=== INFORMATION PROVIDED ===

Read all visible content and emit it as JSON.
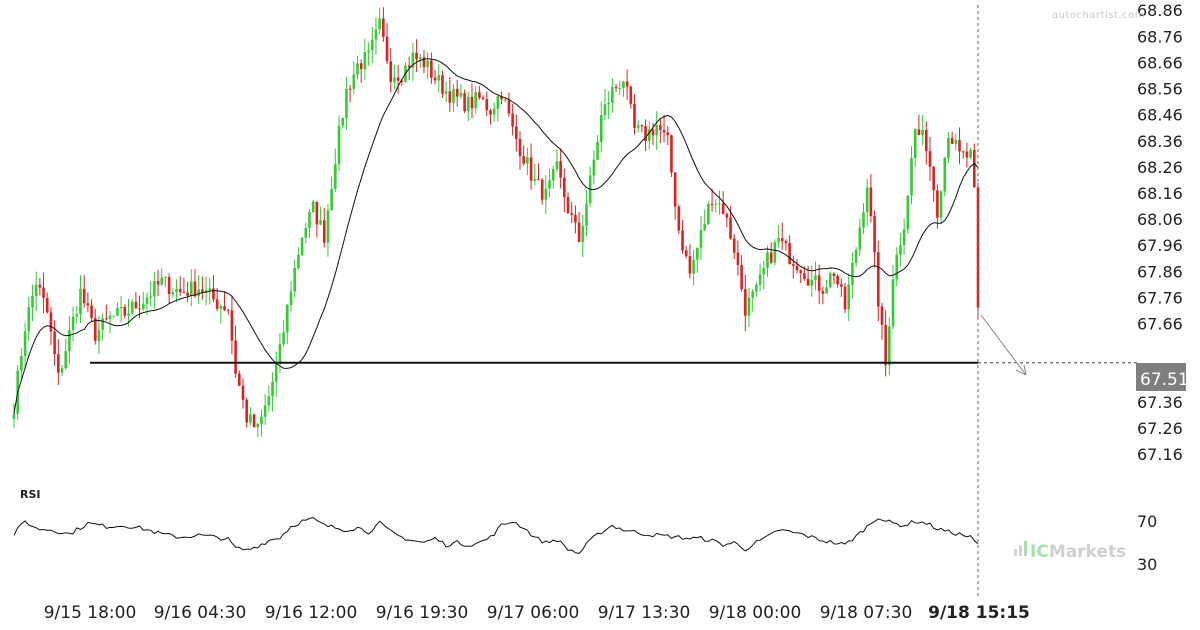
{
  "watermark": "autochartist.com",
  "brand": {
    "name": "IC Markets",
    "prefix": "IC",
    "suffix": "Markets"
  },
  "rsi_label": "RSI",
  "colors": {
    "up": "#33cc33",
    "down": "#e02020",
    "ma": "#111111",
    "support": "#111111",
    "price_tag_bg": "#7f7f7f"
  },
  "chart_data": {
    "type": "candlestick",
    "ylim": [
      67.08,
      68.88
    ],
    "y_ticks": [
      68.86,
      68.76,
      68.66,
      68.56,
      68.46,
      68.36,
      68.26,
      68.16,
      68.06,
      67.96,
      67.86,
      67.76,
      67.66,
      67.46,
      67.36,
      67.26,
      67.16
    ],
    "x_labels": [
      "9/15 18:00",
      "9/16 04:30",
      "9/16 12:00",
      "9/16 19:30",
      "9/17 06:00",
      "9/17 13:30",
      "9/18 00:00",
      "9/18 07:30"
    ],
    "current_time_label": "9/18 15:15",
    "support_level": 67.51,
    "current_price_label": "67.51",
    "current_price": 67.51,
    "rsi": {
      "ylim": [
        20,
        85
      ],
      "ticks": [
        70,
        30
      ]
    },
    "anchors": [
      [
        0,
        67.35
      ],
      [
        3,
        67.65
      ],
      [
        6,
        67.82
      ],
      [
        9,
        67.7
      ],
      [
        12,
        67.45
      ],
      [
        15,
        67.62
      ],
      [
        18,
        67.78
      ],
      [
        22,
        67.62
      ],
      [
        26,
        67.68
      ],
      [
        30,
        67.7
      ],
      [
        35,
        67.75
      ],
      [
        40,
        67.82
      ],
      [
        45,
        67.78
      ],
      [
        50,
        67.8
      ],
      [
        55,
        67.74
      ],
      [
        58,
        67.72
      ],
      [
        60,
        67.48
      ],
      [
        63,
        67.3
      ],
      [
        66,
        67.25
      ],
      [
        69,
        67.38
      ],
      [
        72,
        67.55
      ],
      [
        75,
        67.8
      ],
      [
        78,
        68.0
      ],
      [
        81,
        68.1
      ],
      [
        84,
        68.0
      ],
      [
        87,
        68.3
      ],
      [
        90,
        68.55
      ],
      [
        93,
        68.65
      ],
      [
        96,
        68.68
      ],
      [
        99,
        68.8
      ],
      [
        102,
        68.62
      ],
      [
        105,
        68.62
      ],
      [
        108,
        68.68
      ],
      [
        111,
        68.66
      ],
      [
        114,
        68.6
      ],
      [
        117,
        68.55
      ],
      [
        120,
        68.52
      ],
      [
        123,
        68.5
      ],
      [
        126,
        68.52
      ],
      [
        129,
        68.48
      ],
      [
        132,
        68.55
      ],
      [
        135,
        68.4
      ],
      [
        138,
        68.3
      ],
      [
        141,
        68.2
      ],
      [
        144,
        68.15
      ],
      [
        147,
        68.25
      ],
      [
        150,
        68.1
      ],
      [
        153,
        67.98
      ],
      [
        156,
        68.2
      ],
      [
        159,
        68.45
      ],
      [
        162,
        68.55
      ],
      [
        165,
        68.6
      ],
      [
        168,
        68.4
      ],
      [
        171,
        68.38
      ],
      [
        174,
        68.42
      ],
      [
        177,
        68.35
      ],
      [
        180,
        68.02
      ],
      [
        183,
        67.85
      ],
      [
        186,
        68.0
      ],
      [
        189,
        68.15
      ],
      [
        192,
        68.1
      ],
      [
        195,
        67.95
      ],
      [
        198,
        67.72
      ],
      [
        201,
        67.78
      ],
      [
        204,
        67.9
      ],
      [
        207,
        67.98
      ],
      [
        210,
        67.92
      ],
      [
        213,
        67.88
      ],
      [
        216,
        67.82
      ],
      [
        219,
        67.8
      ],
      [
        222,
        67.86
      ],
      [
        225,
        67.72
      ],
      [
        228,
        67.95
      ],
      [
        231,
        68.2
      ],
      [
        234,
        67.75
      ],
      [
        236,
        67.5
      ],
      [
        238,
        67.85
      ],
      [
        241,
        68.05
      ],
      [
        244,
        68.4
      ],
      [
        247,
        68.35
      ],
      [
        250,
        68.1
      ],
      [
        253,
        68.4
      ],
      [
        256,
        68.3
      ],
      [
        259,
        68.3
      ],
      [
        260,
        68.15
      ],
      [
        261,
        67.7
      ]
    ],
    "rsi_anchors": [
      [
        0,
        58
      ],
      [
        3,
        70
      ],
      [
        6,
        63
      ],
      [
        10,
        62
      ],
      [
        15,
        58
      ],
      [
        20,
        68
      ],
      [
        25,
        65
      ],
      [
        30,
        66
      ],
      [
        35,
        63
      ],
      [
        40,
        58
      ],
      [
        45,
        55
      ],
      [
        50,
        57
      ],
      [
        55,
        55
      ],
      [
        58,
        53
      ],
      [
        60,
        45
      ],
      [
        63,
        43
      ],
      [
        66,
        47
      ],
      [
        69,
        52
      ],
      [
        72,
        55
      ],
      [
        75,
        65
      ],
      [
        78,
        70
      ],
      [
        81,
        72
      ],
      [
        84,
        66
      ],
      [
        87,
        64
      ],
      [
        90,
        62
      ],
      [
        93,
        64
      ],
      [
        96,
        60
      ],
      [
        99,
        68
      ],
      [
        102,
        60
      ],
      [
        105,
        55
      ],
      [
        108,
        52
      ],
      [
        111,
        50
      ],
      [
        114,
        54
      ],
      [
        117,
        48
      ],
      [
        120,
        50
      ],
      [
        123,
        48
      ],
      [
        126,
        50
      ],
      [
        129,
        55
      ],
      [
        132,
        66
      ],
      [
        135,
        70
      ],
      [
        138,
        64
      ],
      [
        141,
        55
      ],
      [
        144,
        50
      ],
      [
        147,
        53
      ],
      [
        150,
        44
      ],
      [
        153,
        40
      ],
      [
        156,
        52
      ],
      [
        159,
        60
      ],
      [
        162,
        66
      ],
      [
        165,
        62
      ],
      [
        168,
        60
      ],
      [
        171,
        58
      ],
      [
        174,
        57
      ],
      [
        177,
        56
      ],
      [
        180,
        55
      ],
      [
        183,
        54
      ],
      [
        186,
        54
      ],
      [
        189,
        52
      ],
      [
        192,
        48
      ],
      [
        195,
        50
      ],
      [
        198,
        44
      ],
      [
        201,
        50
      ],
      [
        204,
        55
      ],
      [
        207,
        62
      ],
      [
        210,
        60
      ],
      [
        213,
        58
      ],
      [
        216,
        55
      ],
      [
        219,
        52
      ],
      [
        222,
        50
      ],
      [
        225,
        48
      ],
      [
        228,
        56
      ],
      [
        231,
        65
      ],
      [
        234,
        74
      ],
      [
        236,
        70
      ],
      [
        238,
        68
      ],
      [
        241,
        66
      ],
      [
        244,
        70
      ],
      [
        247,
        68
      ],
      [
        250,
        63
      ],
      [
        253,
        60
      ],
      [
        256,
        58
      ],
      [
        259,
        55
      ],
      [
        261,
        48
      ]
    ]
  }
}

===
=== INFORMATION PROVIDED ===

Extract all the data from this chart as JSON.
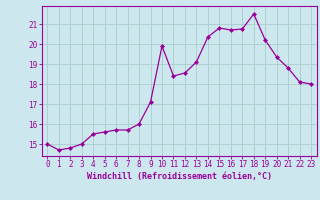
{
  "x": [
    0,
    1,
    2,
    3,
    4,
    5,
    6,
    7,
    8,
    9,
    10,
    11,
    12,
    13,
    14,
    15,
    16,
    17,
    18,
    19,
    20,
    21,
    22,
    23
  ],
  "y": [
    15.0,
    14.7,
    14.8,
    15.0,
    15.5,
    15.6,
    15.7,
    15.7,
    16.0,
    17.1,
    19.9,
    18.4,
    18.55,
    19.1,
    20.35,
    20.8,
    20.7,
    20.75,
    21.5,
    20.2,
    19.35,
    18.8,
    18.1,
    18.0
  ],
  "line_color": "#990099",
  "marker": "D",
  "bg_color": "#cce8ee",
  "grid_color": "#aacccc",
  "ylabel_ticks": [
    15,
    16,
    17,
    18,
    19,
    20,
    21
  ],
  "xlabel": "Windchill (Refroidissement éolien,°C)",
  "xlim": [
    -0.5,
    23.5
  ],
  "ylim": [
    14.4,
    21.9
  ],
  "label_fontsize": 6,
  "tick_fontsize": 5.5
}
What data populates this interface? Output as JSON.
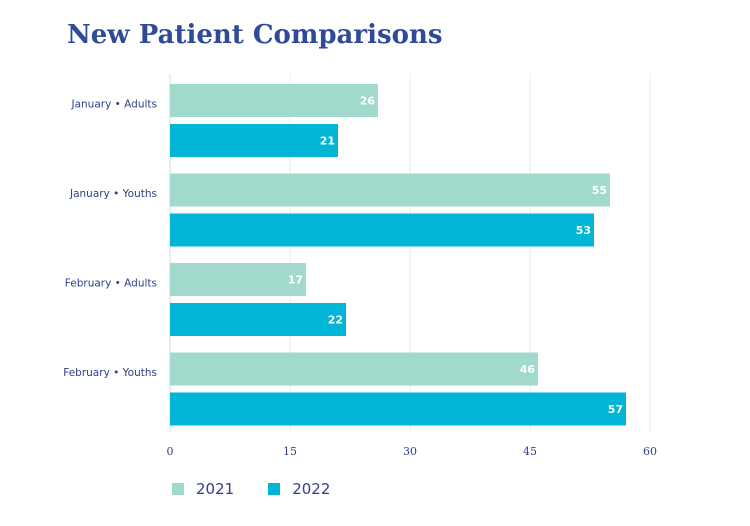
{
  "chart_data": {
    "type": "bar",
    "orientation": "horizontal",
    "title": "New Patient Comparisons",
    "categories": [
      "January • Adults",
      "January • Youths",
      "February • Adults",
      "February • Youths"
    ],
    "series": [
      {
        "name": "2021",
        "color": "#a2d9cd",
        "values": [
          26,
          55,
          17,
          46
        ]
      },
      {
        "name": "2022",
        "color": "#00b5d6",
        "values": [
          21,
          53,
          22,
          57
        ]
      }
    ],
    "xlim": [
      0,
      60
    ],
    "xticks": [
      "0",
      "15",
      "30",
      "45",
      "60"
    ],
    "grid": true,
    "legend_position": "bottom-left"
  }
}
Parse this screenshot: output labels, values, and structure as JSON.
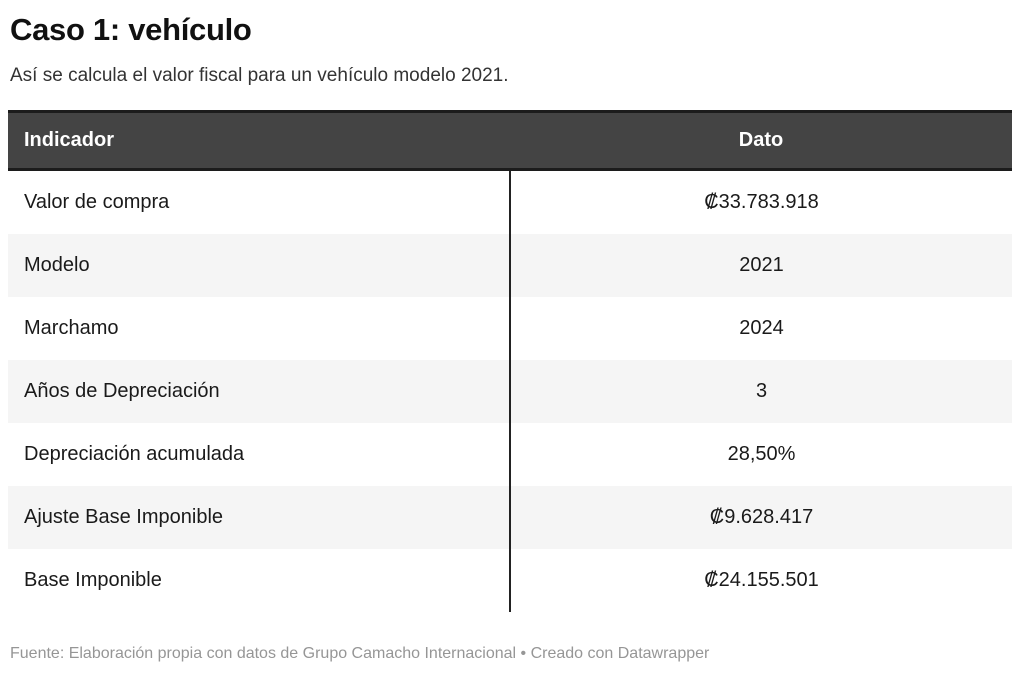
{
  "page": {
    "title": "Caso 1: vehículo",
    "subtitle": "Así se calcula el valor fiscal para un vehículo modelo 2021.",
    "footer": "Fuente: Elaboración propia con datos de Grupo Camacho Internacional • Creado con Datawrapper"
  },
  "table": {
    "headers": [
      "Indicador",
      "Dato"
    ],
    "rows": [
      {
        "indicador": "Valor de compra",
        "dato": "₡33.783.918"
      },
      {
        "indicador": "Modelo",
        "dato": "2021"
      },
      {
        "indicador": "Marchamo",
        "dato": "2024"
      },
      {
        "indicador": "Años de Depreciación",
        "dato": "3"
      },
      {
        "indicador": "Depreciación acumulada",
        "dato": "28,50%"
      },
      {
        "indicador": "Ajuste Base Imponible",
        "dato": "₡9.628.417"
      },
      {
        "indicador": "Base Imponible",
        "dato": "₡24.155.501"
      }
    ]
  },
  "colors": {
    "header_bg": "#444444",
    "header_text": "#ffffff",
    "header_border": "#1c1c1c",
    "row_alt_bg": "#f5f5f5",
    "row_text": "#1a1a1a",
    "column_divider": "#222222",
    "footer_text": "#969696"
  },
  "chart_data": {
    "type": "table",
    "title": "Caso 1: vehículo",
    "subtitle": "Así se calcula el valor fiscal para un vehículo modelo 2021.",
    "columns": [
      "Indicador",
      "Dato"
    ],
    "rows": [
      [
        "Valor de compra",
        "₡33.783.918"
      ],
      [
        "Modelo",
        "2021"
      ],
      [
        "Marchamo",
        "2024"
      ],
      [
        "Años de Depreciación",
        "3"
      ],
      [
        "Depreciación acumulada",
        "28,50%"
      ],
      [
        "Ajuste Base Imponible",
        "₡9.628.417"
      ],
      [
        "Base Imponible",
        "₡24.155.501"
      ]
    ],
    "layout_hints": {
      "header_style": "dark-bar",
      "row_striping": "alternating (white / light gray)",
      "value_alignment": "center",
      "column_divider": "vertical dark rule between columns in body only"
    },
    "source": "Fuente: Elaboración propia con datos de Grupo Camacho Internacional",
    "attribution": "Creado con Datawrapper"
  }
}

===
=== INFORMATION PROVIDED ===

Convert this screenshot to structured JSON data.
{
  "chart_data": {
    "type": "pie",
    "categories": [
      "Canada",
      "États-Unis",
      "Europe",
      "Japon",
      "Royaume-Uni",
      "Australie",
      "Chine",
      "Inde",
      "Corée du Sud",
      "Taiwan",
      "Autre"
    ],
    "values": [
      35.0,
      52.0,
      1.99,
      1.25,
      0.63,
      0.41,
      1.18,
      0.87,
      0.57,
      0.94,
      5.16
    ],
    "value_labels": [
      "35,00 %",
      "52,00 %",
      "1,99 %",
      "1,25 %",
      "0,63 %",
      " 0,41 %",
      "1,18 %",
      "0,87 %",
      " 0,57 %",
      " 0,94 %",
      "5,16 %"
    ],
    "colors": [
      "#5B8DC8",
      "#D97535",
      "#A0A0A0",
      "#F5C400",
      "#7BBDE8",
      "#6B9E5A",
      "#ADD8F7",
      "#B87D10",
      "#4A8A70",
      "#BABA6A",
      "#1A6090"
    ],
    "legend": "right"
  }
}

===

The word "Depreciación" may appear on some lines of these records; state how many such lines there are, and nothing else.

4